[start of Data supplied]

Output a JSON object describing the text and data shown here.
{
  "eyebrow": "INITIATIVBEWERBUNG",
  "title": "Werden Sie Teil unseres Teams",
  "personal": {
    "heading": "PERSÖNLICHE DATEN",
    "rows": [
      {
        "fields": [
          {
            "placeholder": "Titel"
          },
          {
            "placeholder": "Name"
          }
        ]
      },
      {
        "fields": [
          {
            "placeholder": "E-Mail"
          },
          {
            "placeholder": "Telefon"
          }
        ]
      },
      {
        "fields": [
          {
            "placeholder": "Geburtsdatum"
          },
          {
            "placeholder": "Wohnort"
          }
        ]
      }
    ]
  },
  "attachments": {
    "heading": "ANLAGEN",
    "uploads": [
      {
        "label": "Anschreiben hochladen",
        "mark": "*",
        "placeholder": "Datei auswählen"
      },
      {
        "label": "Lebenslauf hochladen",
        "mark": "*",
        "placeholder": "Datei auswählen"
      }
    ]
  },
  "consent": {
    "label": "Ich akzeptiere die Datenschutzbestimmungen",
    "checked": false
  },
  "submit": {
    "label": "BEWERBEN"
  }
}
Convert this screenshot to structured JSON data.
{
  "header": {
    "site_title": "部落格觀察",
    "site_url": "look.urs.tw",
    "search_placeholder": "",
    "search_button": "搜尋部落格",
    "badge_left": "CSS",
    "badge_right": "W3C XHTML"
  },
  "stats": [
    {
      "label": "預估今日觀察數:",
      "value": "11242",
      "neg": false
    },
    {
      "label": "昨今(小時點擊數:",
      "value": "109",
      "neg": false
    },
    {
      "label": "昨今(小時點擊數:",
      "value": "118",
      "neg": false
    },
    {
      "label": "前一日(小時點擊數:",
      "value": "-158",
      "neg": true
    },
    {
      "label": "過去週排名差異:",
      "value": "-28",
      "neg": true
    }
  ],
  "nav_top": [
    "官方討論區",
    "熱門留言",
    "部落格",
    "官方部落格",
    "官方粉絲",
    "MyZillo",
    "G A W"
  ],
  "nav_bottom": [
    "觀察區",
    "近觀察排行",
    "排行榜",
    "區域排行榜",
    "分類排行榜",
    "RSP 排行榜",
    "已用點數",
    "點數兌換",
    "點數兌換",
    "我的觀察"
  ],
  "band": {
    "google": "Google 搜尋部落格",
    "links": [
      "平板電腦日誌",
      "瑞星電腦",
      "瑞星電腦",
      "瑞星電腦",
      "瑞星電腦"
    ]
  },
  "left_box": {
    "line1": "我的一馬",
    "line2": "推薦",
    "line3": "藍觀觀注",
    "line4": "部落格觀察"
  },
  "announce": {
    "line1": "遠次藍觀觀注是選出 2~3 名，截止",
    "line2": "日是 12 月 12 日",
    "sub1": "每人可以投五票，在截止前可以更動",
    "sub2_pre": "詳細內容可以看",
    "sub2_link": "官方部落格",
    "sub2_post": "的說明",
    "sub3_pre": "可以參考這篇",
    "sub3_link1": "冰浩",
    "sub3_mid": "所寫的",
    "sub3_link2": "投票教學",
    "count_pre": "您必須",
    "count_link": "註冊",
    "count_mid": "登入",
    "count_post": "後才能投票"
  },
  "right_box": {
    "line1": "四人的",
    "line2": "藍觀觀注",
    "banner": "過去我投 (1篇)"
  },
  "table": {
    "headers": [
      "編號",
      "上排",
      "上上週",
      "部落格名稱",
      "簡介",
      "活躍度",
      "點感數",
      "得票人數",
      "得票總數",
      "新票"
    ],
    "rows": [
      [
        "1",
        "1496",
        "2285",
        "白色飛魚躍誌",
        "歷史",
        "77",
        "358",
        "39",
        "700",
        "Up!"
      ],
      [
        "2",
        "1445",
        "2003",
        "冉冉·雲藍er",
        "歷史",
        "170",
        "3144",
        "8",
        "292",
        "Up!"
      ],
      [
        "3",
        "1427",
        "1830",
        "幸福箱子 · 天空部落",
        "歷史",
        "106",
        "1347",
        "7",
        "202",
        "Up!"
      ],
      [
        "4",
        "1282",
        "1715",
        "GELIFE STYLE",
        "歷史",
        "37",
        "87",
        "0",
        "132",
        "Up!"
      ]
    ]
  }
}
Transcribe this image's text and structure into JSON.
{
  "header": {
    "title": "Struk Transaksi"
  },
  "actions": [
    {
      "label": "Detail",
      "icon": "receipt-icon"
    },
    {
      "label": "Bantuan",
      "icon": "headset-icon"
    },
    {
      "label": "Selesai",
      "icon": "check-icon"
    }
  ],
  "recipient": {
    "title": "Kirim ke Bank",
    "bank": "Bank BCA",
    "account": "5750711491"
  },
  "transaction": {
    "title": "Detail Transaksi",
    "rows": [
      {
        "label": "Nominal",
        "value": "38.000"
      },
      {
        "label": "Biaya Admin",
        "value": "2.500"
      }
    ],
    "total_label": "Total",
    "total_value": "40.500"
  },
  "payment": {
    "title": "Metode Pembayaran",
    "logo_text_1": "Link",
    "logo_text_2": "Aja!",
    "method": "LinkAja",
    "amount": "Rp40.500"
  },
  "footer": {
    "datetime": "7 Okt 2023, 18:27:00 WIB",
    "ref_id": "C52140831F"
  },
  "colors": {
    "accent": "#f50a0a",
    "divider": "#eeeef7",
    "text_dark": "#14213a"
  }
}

[end of Data supplied]

● **Direction**
Each line of the material must be restated exactly.

● **In response**
Output a JSON object describing the text and data shown here.
{
  "eyebrow": "INITIATIVBEWERBUNG",
  "title": "Werden Sie Teil unseres Teams",
  "personal": {
    "heading": "PERSÖNLICHE DATEN",
    "rows": [
      {
        "fields": [
          {
            "placeholder": "Titel"
          },
          {
            "placeholder": "Name"
          }
        ]
      },
      {
        "fields": [
          {
            "placeholder": "E-Mail"
          },
          {
            "placeholder": "Telefon"
          }
        ]
      },
      {
        "fields": [
          {
            "placeholder": "Geburtsdatum"
          },
          {
            "placeholder": "Wohnort"
          }
        ]
      }
    ]
  },
  "attachments": {
    "heading": "ANLAGEN",
    "uploads": [
      {
        "label": "Anschreiben hochladen",
        "mark": "*",
        "placeholder": "Datei auswählen"
      },
      {
        "label": "Lebenslauf hochladen",
        "mark": "*",
        "placeholder": "Datei auswählen"
      }
    ]
  },
  "consent": {
    "label": "Ich akzeptiere die Datenschutzbestimmungen",
    "checked": false
  },
  "submit": {
    "label": "BEWERBEN"
  }
}
Convert this screenshot to structured JSON data.
{
  "header": {
    "site_title": "部落格觀察",
    "site_url": "look.urs.tw",
    "search_placeholder": "",
    "search_button": "搜尋部落格",
    "badge_left": "CSS",
    "badge_right": "W3C XHTML"
  },
  "stats": [
    {
      "label": "預估今日觀察數:",
      "value": "11242",
      "neg": false
    },
    {
      "label": "昨今(小時點擊數:",
      "value": "109",
      "neg": false
    },
    {
      "label": "昨今(小時點擊數:",
      "value": "118",
      "neg": false
    },
    {
      "label": "前一日(小時點擊數:",
      "value": "-158",
      "neg": true
    },
    {
      "label": "過去週排名差異:",
      "value": "-28",
      "neg": true
    }
  ],
  "nav_top": [
    "官方討論區",
    "熱門留言",
    "部落格",
    "官方部落格",
    "官方粉絲",
    "MyZillo",
    "G A W"
  ],
  "nav_bottom": [
    "觀察區",
    "近觀察排行",
    "排行榜",
    "區域排行榜",
    "分類排行榜",
    "RSP 排行榜",
    "已用點數",
    "點數兌換",
    "點數兌換",
    "我的觀察"
  ],
  "band": {
    "google": "Google 搜尋部落格",
    "links": [
      "平板電腦日誌",
      "瑞星電腦",
      "瑞星電腦",
      "瑞星電腦",
      "瑞星電腦"
    ]
  },
  "left_box": {
    "line1": "我的一馬",
    "line2": "推薦",
    "line3": "藍觀觀注",
    "line4": "部落格觀察"
  },
  "announce": {
    "line1": "遠次藍觀觀注是選出 2~3 名，截止",
    "line2": "日是 12 月 12 日",
    "sub1": "每人可以投五票，在截止前可以更動",
    "sub2_pre": "詳細內容可以看",
    "sub2_link": "官方部落格",
    "sub2_post": "的說明",
    "sub3_pre": "可以參考這篇",
    "sub3_link1": "冰浩",
    "sub3_mid": "所寫的",
    "sub3_link2": "投票教學",
    "count_pre": "您必須",
    "count_link": "註冊",
    "count_mid": "登入",
    "count_post": "後才能投票"
  },
  "right_box": {
    "line1": "四人的",
    "line2": "藍觀觀注",
    "banner": "過去我投 (1篇)"
  },
  "table": {
    "headers": [
      "編號",
      "上排",
      "上上週",
      "部落格名稱",
      "簡介",
      "活躍度",
      "點感數",
      "得票人數",
      "得票總數",
      "新票"
    ],
    "rows": [
      [
        "1",
        "1496",
        "2285",
        "白色飛魚躍誌",
        "歷史",
        "77",
        "358",
        "39",
        "700",
        "Up!"
      ],
      [
        "2",
        "1445",
        "2003",
        "冉冉·雲藍er",
        "歷史",
        "170",
        "3144",
        "8",
        "292",
        "Up!"
      ],
      [
        "3",
        "1427",
        "1830",
        "幸福箱子 · 天空部落",
        "歷史",
        "106",
        "1347",
        "7",
        "202",
        "Up!"
      ],
      [
        "4",
        "1282",
        "1715",
        "GELIFE STYLE",
        "歷史",
        "37",
        "87",
        "0",
        "132",
        "Up!"
      ]
    ]
  }
}
Transcribe this image's text and structure into JSON.
{
  "header": {
    "title": "Struk Transaksi"
  },
  "actions": [
    {
      "label": "Detail",
      "icon": "receipt-icon"
    },
    {
      "label": "Bantuan",
      "icon": "headset-icon"
    },
    {
      "label": "Selesai",
      "icon": "check-icon"
    }
  ],
  "recipient": {
    "title": "Kirim ke Bank",
    "bank": "Bank BCA",
    "account": "5750711491"
  },
  "transaction": {
    "title": "Detail Transaksi",
    "rows": [
      {
        "label": "Nominal",
        "value": "38.000"
      },
      {
        "label": "Biaya Admin",
        "value": "2.500"
      }
    ],
    "total_label": "Total",
    "total_value": "40.500"
  },
  "payment": {
    "title": "Metode Pembayaran",
    "logo_text_1": "Link",
    "logo_text_2": "Aja!",
    "method": "LinkAja",
    "amount": "Rp40.500"
  },
  "footer": {
    "datetime": "7 Okt 2023, 18:27:00 WIB",
    "ref_id": "C52140831F"
  },
  "colors": {
    "accent": "#f50a0a",
    "divider": "#eeeef7",
    "text_dark": "#14213a"
  }
}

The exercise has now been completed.